◆ Data
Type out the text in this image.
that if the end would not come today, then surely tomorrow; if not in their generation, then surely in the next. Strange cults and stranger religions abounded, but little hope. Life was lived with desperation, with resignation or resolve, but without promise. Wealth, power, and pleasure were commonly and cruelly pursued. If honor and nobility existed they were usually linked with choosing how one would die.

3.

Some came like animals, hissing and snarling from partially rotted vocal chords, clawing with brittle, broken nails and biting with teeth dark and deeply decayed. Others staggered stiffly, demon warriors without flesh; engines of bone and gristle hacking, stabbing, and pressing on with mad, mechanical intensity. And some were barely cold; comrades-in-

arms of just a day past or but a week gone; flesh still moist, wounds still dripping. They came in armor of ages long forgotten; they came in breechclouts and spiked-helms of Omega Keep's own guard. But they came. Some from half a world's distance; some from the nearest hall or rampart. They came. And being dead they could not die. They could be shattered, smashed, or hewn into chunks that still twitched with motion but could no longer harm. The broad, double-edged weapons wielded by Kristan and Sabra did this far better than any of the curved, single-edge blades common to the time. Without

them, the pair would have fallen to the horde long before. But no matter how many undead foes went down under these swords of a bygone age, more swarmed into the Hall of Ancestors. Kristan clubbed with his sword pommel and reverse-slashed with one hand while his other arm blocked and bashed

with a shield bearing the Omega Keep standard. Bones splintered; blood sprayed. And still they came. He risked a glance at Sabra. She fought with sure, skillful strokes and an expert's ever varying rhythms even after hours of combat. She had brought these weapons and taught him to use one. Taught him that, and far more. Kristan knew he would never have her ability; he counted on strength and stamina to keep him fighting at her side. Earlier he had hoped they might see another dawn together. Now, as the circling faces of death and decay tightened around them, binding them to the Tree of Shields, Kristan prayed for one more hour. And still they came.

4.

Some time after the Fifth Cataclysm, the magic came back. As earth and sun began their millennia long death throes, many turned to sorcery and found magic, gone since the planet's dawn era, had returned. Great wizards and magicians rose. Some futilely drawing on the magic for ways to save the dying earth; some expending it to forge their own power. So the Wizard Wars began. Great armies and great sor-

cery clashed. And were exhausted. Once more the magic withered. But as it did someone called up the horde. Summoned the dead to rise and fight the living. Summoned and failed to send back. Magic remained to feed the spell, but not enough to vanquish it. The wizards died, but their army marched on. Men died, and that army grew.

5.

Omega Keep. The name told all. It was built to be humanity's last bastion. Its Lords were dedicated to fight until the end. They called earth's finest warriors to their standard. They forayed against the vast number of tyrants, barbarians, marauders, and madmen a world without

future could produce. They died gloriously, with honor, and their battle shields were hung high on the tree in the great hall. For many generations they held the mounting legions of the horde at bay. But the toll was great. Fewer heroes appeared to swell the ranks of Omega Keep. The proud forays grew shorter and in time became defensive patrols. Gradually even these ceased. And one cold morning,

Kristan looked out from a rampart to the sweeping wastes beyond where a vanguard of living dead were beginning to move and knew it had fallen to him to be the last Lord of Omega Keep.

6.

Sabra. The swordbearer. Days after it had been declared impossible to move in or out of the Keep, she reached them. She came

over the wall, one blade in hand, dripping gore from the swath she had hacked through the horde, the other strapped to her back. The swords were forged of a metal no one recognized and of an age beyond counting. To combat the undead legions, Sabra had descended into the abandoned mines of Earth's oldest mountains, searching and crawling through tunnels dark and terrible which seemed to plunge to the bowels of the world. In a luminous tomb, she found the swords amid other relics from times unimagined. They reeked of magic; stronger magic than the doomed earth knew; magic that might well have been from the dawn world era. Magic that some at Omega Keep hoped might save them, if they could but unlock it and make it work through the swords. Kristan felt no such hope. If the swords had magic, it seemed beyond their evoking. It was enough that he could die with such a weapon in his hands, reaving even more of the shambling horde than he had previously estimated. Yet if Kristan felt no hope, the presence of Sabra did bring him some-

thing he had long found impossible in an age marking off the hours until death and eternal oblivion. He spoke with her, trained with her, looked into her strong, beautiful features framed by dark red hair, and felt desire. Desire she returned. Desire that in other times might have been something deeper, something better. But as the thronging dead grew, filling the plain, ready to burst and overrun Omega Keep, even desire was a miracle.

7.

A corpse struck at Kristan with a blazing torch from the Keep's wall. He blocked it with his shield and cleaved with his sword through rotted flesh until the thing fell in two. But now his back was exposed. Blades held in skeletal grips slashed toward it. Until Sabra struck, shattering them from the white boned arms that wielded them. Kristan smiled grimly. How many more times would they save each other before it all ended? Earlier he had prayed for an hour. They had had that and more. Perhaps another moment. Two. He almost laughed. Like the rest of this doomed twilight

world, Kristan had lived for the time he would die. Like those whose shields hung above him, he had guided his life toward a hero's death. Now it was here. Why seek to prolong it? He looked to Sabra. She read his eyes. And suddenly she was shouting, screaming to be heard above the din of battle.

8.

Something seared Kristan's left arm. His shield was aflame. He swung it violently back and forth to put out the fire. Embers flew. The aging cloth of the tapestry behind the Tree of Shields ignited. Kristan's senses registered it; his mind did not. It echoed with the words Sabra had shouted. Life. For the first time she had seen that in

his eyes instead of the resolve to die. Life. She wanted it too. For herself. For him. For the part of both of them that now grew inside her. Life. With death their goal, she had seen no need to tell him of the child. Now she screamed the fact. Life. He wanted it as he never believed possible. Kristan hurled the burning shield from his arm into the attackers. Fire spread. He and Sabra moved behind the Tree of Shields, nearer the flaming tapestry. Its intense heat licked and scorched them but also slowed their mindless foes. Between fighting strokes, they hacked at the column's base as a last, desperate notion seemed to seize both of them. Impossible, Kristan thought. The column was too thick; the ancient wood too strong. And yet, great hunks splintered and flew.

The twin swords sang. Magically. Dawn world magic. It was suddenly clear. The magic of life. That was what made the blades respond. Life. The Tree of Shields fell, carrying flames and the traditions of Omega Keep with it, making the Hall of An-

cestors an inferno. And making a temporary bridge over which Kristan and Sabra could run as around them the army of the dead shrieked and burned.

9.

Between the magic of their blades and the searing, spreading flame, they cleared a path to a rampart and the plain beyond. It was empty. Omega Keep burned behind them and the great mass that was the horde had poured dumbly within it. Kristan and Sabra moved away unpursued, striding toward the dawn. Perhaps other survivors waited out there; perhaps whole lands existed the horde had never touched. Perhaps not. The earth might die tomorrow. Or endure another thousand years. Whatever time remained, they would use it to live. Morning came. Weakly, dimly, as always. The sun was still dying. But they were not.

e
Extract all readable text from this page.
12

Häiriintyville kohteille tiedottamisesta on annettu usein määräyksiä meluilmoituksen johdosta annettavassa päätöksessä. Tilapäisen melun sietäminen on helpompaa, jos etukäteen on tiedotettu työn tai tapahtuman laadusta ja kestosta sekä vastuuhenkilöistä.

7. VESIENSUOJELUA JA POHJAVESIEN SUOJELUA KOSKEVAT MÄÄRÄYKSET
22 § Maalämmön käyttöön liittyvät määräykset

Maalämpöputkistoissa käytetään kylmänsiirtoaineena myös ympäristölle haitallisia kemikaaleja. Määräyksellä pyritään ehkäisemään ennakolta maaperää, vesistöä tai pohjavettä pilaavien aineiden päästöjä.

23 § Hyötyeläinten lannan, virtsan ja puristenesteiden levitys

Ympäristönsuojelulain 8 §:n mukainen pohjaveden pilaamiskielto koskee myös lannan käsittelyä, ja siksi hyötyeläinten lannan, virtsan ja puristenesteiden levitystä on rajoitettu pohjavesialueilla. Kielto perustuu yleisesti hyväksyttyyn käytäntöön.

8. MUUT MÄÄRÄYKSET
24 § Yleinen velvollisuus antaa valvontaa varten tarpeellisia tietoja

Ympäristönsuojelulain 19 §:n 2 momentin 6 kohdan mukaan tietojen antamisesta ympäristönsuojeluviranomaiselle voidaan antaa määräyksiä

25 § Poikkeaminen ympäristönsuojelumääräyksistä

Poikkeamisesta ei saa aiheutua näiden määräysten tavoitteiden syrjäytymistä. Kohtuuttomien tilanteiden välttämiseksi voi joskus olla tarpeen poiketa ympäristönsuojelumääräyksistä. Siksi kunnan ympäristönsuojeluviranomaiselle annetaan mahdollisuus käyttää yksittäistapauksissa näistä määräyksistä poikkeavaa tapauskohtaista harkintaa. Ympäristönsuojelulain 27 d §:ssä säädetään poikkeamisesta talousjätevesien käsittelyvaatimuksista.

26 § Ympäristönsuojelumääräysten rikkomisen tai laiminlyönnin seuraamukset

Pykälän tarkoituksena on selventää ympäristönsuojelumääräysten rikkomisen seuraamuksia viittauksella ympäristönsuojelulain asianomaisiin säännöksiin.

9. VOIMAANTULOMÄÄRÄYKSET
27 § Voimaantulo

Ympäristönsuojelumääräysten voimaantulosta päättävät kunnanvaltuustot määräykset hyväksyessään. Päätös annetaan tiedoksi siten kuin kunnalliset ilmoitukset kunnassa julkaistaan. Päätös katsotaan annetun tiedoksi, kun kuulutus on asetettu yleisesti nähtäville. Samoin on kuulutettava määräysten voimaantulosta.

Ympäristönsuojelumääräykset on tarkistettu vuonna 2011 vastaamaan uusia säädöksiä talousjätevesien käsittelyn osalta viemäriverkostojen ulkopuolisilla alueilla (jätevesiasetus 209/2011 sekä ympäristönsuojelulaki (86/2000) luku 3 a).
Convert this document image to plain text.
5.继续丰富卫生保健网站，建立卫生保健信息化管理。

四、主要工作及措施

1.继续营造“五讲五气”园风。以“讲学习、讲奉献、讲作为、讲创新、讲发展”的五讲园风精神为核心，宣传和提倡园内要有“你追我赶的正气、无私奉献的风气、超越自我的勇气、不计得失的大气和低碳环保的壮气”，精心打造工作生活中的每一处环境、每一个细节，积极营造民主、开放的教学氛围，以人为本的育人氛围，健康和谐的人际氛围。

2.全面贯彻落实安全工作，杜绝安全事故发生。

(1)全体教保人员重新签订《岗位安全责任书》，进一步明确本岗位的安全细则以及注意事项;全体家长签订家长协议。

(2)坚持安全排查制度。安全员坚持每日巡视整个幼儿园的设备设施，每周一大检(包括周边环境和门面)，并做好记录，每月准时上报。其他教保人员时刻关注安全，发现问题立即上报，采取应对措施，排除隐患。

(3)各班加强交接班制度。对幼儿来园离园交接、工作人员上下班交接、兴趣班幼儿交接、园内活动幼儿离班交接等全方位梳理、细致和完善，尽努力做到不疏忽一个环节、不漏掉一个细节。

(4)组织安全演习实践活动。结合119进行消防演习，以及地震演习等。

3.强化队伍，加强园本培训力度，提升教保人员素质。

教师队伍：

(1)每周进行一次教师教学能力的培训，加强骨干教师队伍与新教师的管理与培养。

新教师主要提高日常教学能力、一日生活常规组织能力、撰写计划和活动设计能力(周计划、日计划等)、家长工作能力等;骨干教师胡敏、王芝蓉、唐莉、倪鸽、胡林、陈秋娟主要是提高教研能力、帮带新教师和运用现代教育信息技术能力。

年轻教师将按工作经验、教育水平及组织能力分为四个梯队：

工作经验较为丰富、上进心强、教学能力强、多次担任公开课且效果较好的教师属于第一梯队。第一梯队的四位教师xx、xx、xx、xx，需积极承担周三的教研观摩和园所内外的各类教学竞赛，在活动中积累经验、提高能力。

◆ Task directions
Scan the entries above. Copy each line that has the string "making".

◆ Result of the task
The twin swords sang. Magically. Dawn world magic. It was suddenly clear. The magic of life. That was what made the blades respond. Life. The Tree of Shields fell, carrying flames and the traditions of Omega Keep with it, making the Hall of An-
cestors an inferno. And making a temporary bridge over which Kristan and Sabra could run as around them the army of the dead shrieked and burned.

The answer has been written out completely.